━━━ STORED DATA

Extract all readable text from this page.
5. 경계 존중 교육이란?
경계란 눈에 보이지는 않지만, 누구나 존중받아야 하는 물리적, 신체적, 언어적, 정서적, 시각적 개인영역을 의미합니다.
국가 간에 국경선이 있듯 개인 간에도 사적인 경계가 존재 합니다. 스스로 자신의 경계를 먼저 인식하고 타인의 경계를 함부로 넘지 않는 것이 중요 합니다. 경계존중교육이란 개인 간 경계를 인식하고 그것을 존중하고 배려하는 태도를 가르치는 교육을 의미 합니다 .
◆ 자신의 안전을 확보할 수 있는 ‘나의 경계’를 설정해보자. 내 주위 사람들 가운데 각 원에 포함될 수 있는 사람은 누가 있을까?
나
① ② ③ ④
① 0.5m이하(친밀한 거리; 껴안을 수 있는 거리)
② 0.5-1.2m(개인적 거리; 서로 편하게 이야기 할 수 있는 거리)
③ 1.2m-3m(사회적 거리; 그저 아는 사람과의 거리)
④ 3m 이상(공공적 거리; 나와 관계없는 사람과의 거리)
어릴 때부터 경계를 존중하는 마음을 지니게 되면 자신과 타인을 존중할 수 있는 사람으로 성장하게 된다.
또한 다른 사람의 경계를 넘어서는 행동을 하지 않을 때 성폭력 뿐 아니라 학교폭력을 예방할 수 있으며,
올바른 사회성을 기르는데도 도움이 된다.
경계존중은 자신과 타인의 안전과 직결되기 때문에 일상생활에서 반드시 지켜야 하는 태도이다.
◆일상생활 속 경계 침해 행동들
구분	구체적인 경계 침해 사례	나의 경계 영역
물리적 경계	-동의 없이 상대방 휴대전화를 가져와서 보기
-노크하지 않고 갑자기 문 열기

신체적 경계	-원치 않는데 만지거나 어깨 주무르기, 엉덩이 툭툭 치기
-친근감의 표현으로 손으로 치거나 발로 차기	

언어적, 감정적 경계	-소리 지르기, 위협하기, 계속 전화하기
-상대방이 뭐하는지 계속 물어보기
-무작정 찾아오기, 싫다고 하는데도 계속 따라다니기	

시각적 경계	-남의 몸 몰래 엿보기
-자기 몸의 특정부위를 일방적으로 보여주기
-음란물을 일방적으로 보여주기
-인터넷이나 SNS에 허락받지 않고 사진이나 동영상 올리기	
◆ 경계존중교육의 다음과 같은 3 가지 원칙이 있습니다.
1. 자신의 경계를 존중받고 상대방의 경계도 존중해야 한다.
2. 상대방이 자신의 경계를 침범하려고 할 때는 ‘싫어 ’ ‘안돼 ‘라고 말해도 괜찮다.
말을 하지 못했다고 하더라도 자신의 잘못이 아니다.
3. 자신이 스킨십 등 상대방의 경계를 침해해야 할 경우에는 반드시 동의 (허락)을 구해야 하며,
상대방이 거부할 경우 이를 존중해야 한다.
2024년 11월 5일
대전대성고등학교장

━━━━━━

WHAT IS ASKED: All the data must be duplicated exactly, with nothing added or removed.

FULL SOLUTION:
Extract all readable text from this page.
5. 경계 존중 교육이란?
경계란 눈에 보이지는 않지만, 누구나 존중받아야 하는 물리적, 신체적, 언어적, 정서적, 시각적 개인영역을 의미합니다.
국가 간에 국경선이 있듯 개인 간에도 사적인 경계가 존재 합니다. 스스로 자신의 경계를 먼저 인식하고 타인의 경계를 함부로 넘지 않는 것이 중요 합니다. 경계존중교육이란 개인 간 경계를 인식하고 그것을 존중하고 배려하는 태도를 가르치는 교육을 의미 합니다 .
◆ 자신의 안전을 확보할 수 있는 ‘나의 경계’를 설정해보자. 내 주위 사람들 가운데 각 원에 포함될 수 있는 사람은 누가 있을까?
나
① ② ③ ④
① 0.5m이하(친밀한 거리; 껴안을 수 있는 거리)
② 0.5-1.2m(개인적 거리; 서로 편하게 이야기 할 수 있는 거리)
③ 1.2m-3m(사회적 거리; 그저 아는 사람과의 거리)
④ 3m 이상(공공적 거리; 나와 관계없는 사람과의 거리)
어릴 때부터 경계를 존중하는 마음을 지니게 되면 자신과 타인을 존중할 수 있는 사람으로 성장하게 된다.
또한 다른 사람의 경계를 넘어서는 행동을 하지 않을 때 성폭력 뿐 아니라 학교폭력을 예방할 수 있으며,
올바른 사회성을 기르는데도 도움이 된다.
경계존중은 자신과 타인의 안전과 직결되기 때문에 일상생활에서 반드시 지켜야 하는 태도이다.
◆일상생활 속 경계 침해 행동들
구분	구체적인 경계 침해 사례	나의 경계 영역
물리적 경계	-동의 없이 상대방 휴대전화를 가져와서 보기
-노크하지 않고 갑자기 문 열기

신체적 경계	-원치 않는데 만지거나 어깨 주무르기, 엉덩이 툭툭 치기
-친근감의 표현으로 손으로 치거나 발로 차기	

언어적, 감정적 경계	-소리 지르기, 위협하기, 계속 전화하기
-상대방이 뭐하는지 계속 물어보기
-무작정 찾아오기, 싫다고 하는데도 계속 따라다니기	

시각적 경계	-남의 몸 몰래 엿보기
-자기 몸의 특정부위를 일방적으로 보여주기
-음란물을 일방적으로 보여주기
-인터넷이나 SNS에 허락받지 않고 사진이나 동영상 올리기	
◆ 경계존중교육의 다음과 같은 3 가지 원칙이 있습니다.
1. 자신의 경계를 존중받고 상대방의 경계도 존중해야 한다.
2. 상대방이 자신의 경계를 침범하려고 할 때는 ‘싫어 ’ ‘안돼 ‘라고 말해도 괜찮다.
말을 하지 못했다고 하더라도 자신의 잘못이 아니다.
3. 자신이 스킨십 등 상대방의 경계를 침해해야 할 경우에는 반드시 동의 (허락)을 구해야 하며,
상대방이 거부할 경우 이를 존중해야 한다.
2024년 11월 5일
대전대성고등학교장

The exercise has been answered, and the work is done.